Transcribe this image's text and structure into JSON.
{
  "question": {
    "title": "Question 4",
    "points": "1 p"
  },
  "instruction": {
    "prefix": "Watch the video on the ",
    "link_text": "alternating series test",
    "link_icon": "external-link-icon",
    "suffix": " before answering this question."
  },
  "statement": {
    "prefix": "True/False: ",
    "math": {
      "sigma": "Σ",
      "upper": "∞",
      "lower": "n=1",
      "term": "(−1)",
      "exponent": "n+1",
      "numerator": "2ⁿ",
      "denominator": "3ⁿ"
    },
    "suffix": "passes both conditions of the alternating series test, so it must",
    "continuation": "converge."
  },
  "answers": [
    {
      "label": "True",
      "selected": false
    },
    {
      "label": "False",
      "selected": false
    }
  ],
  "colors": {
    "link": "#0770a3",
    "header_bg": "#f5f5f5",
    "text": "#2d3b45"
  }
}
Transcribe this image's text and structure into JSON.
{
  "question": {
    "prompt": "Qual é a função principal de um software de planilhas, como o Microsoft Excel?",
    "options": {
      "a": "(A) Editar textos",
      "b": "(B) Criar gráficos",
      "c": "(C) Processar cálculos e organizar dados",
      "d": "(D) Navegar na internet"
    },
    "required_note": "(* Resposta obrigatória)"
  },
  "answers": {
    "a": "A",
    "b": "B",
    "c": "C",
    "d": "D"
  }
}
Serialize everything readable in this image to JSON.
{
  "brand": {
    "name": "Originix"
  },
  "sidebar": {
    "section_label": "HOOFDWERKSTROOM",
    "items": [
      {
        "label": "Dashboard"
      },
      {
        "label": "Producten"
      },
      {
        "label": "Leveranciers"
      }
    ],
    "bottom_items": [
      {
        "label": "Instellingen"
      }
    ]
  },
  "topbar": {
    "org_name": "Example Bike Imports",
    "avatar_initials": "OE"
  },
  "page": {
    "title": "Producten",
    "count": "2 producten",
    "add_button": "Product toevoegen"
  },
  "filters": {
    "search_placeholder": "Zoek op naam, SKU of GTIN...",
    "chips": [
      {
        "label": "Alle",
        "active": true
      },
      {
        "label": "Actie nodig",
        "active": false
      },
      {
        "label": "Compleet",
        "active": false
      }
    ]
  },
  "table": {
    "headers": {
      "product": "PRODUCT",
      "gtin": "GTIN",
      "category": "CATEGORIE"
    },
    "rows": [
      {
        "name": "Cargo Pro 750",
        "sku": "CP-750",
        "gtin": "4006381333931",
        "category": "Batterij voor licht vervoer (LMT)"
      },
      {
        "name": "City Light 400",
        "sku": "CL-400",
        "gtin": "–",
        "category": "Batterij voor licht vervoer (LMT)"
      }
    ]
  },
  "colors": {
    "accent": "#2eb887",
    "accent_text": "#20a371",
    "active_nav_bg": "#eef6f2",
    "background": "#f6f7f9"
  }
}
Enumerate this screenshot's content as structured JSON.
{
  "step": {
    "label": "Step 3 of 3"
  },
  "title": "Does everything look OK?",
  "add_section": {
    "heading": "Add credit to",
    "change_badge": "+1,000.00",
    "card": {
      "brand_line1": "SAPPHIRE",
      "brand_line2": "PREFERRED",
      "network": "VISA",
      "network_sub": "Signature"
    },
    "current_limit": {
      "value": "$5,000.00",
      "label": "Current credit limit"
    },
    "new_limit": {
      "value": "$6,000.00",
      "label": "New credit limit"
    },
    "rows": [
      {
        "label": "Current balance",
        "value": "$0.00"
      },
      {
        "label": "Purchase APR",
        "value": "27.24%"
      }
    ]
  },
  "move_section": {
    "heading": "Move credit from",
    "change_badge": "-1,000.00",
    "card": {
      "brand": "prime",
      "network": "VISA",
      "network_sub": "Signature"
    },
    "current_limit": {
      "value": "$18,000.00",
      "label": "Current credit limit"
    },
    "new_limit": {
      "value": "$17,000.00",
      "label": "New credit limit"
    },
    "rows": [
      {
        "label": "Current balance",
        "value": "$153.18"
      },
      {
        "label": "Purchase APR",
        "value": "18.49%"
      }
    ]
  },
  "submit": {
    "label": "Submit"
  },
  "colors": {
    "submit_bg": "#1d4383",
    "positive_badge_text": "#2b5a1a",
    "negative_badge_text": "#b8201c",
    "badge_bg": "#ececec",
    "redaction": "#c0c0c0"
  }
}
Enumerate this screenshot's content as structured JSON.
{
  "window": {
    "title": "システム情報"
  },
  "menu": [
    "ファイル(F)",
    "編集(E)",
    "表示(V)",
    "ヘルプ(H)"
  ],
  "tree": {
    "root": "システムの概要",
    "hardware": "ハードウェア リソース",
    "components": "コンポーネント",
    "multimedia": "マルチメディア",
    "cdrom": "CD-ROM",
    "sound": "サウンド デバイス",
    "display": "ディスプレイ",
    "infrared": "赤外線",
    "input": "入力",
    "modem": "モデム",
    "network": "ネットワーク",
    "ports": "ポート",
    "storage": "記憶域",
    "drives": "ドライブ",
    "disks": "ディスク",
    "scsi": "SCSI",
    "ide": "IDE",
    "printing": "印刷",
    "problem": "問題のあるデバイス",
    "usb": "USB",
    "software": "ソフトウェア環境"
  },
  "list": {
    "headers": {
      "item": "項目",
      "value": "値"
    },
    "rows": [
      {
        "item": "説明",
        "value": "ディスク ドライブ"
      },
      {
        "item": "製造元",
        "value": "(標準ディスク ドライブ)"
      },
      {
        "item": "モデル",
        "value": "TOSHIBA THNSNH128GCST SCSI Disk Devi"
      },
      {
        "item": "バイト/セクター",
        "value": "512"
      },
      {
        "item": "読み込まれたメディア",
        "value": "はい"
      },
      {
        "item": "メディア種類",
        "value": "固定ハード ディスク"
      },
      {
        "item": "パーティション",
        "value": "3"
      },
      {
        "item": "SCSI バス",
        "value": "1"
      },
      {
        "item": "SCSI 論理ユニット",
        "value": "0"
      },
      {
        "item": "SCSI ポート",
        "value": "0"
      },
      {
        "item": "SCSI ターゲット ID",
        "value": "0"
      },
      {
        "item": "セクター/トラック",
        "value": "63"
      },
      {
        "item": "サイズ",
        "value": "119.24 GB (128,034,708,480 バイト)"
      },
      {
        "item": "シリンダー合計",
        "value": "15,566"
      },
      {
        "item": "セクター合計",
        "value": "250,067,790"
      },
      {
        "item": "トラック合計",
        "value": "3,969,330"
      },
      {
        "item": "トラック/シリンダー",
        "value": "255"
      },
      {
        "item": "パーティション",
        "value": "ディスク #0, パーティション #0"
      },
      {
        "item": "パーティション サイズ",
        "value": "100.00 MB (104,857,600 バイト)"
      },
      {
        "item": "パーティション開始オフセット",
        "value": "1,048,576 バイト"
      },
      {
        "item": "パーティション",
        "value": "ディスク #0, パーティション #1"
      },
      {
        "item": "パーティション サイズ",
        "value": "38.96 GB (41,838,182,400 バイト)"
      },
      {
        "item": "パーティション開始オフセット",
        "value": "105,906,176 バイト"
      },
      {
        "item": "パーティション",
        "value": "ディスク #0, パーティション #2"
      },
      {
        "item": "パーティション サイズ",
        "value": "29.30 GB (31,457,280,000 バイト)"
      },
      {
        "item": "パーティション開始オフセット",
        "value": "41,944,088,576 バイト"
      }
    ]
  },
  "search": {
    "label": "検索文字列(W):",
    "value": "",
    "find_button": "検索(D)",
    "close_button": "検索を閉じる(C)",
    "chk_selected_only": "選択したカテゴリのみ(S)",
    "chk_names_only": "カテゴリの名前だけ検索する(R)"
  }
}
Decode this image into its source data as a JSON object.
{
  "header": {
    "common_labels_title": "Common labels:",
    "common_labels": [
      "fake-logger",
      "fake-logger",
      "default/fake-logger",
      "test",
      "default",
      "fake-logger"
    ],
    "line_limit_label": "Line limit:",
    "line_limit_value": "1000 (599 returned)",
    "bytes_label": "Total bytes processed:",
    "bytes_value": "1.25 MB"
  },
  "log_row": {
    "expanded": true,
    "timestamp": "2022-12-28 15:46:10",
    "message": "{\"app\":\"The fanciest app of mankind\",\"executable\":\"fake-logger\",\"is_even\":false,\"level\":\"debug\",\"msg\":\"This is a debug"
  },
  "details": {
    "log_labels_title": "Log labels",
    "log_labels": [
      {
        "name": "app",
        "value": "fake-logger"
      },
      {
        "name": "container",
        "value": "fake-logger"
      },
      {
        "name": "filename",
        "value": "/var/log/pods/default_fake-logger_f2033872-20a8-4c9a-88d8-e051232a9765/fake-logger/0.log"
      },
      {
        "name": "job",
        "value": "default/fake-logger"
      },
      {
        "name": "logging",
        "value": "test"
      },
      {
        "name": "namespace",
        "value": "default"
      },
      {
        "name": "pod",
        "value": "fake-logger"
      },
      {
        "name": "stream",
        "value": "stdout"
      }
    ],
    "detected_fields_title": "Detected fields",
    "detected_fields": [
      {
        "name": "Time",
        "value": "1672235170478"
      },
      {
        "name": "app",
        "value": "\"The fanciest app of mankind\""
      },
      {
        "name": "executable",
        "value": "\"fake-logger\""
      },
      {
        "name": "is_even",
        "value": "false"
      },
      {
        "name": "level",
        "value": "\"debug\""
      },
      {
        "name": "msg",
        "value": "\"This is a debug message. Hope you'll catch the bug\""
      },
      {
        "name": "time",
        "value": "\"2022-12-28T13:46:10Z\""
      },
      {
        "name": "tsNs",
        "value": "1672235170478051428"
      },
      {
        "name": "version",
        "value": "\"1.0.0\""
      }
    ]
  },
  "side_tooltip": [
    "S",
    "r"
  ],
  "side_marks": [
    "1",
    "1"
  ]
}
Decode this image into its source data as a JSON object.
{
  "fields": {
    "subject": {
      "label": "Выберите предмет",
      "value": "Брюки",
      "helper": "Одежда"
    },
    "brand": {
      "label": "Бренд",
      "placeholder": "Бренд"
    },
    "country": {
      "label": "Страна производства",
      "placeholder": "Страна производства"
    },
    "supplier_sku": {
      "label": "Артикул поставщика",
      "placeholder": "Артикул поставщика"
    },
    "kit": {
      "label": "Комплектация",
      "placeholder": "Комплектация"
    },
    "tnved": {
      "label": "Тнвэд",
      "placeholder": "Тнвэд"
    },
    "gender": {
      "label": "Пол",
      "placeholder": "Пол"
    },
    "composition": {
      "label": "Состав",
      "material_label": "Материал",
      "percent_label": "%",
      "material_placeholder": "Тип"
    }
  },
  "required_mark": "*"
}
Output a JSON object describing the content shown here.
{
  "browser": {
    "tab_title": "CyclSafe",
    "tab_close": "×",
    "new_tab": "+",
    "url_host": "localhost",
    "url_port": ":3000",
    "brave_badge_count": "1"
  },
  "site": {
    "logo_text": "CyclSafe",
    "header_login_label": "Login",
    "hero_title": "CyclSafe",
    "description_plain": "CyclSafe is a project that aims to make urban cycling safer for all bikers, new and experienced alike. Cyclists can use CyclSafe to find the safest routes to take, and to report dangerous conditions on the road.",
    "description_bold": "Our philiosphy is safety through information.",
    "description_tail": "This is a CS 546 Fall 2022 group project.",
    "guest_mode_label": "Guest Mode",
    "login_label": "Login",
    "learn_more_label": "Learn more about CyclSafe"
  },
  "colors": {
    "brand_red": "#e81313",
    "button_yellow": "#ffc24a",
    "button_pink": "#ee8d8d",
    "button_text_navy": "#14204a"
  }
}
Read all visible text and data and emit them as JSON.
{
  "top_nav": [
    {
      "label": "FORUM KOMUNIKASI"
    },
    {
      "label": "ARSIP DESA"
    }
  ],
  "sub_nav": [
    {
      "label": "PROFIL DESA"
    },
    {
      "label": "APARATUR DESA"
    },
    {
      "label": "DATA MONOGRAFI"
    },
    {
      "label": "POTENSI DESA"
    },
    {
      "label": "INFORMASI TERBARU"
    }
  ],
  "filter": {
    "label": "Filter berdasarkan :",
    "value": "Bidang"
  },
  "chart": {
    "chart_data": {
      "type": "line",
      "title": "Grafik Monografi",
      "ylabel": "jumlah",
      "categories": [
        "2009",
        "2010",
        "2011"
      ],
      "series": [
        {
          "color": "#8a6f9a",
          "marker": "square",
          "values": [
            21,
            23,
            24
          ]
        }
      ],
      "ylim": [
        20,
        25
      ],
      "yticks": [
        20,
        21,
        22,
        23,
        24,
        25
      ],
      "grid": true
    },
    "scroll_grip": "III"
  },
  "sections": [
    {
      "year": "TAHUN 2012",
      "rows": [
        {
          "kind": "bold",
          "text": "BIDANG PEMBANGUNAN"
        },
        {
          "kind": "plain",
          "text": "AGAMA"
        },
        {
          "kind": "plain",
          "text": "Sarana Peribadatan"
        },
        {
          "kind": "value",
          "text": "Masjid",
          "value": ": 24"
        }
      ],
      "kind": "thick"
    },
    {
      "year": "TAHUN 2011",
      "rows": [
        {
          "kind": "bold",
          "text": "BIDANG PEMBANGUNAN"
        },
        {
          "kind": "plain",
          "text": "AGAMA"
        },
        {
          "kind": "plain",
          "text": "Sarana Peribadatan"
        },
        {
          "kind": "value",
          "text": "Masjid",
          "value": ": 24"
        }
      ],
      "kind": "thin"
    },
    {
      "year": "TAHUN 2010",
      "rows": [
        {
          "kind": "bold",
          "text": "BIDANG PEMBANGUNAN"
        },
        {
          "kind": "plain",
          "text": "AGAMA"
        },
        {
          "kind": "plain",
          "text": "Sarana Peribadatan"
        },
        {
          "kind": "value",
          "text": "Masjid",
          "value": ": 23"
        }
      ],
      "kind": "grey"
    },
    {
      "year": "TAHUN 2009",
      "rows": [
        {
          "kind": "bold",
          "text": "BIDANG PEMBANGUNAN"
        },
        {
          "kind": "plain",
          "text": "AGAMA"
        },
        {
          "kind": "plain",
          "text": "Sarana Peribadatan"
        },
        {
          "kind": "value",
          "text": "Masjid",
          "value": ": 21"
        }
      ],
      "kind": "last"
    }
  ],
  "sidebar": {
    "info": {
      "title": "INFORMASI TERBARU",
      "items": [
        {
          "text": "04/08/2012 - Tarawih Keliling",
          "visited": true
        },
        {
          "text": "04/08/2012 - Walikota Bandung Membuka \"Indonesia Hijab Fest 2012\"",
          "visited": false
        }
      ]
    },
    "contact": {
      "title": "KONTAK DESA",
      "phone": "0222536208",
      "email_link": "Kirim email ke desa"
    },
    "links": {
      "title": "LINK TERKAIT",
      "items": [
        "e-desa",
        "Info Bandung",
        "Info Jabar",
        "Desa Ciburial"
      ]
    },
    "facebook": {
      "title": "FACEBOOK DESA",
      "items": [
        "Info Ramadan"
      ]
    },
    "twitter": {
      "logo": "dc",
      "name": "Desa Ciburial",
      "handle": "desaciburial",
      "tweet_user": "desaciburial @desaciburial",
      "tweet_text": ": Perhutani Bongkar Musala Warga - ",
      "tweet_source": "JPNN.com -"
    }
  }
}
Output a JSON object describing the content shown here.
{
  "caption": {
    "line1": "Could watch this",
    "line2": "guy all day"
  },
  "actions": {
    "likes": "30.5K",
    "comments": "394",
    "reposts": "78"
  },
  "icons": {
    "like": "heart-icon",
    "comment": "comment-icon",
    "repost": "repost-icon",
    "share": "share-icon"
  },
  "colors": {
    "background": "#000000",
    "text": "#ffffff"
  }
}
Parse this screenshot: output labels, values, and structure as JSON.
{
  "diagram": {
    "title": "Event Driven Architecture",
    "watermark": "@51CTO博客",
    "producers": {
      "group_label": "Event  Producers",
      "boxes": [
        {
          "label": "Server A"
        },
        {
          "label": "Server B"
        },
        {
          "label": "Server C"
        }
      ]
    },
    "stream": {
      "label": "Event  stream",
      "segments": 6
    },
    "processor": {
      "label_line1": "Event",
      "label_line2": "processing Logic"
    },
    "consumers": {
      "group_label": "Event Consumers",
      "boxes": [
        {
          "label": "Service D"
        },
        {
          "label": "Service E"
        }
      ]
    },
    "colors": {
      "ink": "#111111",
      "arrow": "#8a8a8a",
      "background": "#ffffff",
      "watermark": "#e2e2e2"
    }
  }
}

Exercise goal -> Pick out the lines above containing the word "TERBARU", then copy them.

Correct response ->
      "label": "INFORMASI TERBARU"
      "title": "INFORMASI TERBARU",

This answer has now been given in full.